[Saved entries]
►

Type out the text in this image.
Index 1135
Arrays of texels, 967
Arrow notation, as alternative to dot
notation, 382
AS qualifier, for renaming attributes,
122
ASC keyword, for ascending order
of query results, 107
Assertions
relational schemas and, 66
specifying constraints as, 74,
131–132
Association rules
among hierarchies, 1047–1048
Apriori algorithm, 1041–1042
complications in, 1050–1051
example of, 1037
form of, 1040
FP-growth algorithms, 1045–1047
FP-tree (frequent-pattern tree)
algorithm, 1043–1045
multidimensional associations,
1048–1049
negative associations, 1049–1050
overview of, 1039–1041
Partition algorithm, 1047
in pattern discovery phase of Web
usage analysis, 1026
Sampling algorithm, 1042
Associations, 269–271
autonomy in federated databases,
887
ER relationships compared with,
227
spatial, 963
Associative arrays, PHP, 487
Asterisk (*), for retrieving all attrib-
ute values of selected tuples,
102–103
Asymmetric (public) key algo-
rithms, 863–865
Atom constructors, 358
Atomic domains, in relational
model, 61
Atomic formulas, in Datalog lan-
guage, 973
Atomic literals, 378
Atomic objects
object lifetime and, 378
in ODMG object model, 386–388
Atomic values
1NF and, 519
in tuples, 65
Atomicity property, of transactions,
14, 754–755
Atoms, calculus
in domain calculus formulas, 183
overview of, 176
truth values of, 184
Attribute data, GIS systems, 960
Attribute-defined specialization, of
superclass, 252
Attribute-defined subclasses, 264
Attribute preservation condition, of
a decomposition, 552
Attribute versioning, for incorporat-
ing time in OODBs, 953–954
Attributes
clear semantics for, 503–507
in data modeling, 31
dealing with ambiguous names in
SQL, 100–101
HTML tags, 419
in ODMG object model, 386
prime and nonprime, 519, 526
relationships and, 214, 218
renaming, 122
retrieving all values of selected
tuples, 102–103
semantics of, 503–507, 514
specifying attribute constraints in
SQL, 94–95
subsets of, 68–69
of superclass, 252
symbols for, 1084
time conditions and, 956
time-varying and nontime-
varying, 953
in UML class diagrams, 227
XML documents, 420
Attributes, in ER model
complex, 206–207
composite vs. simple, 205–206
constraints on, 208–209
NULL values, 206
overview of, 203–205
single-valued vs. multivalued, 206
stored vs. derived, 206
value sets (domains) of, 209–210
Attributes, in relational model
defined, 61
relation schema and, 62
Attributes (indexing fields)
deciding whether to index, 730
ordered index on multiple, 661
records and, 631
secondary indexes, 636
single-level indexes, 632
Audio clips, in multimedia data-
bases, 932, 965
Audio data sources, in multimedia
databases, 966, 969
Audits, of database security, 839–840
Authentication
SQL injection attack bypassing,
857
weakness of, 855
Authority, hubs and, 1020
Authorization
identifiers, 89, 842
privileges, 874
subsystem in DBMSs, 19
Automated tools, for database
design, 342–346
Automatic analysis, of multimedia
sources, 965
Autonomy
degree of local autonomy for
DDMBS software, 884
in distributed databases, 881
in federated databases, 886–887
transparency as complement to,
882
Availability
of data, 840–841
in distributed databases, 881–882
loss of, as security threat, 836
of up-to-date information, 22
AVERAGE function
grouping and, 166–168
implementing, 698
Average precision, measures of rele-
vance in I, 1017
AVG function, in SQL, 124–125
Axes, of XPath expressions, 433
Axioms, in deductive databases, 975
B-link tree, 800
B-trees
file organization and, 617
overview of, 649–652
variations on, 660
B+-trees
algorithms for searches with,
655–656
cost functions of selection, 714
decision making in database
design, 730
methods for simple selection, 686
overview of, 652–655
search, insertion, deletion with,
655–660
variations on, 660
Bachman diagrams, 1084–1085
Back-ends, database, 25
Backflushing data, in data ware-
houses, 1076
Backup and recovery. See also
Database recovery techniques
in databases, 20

◄

> **WRITTEN TASK**:
Copy out all of the records shown above exactly.

> **THE OUTPUT**:
Type out the text in this image.
Index 1135
Arrays of texels, 967
Arrow notation, as alternative to dot
notation, 382
AS qualifier, for renaming attributes,
122
ASC keyword, for ascending order
of query results, 107
Assertions
relational schemas and, 66
specifying constraints as, 74,
131–132
Association rules
among hierarchies, 1047–1048
Apriori algorithm, 1041–1042
complications in, 1050–1051
example of, 1037
form of, 1040
FP-growth algorithms, 1045–1047
FP-tree (frequent-pattern tree)
algorithm, 1043–1045
multidimensional associations,
1048–1049
negative associations, 1049–1050
overview of, 1039–1041
Partition algorithm, 1047
in pattern discovery phase of Web
usage analysis, 1026
Sampling algorithm, 1042
Associations, 269–271
autonomy in federated databases,
887
ER relationships compared with,
227
spatial, 963
Associative arrays, PHP, 487
Asterisk (*), for retrieving all attrib-
ute values of selected tuples,
102–103
Asymmetric (public) key algo-
rithms, 863–865
Atom constructors, 358
Atomic domains, in relational
model, 61
Atomic formulas, in Datalog lan-
guage, 973
Atomic literals, 378
Atomic objects
object lifetime and, 378
in ODMG object model, 386–388
Atomic values
1NF and, 519
in tuples, 65
Atomicity property, of transactions,
14, 754–755
Atoms, calculus
in domain calculus formulas, 183
overview of, 176
truth values of, 184
Attribute data, GIS systems, 960
Attribute-defined specialization, of
superclass, 252
Attribute-defined subclasses, 264
Attribute preservation condition, of
a decomposition, 552
Attribute versioning, for incorporat-
ing time in OODBs, 953–954
Attributes
clear semantics for, 503–507
in data modeling, 31
dealing with ambiguous names in
SQL, 100–101
HTML tags, 419
in ODMG object model, 386
prime and nonprime, 519, 526
relationships and, 214, 218
renaming, 122
retrieving all values of selected
tuples, 102–103
semantics of, 503–507, 514
specifying attribute constraints in
SQL, 94–95
subsets of, 68–69
of superclass, 252
symbols for, 1084
time conditions and, 956
time-varying and nontime-
varying, 953
in UML class diagrams, 227
XML documents, 420
Attributes, in ER model
complex, 206–207
composite vs. simple, 205–206
constraints on, 208–209
NULL values, 206
overview of, 203–205
single-valued vs. multivalued, 206
stored vs. derived, 206
value sets (domains) of, 209–210
Attributes, in relational model
defined, 61
relation schema and, 62
Attributes (indexing fields)
deciding whether to index, 730
ordered index on multiple, 661
records and, 631
secondary indexes, 636
single-level indexes, 632
Audio clips, in multimedia data-
bases, 932, 965
Audio data sources, in multimedia
databases, 966, 969
Audits, of database security, 839–840
Authentication
SQL injection attack bypassing,
857
weakness of, 855
Authority, hubs and, 1020
Authorization
identifiers, 89, 842
privileges, 874
subsystem in DBMSs, 19
Automated tools, for database
design, 342–346
Automatic analysis, of multimedia
sources, 965
Autonomy
degree of local autonomy for
DDMBS software, 884
in distributed databases, 881
in federated databases, 886–887
transparency as complement to,
882
Availability
of data, 840–841
in distributed databases, 881–882
loss of, as security threat, 836
of up-to-date information, 22
AVERAGE function
grouping and, 166–168
implementing, 698
Average precision, measures of rele-
vance in I, 1017
AVG function, in SQL, 124–125
Axes, of XPath expressions, 433
Axioms, in deductive databases, 975
B-link tree, 800
B-trees
file organization and, 617
overview of, 649–652
variations on, 660
B+-trees
algorithms for searches with,
655–656
cost functions of selection, 714
decision making in database
design, 730
methods for simple selection, 686
overview of, 652–655
search, insertion, deletion with,
655–660
variations on, 660
Bachman diagrams, 1084–1085
Back-ends, database, 25
Backflushing data, in data ware-
houses, 1076
Backup and recovery. See also
Database recovery techniques
in databases, 20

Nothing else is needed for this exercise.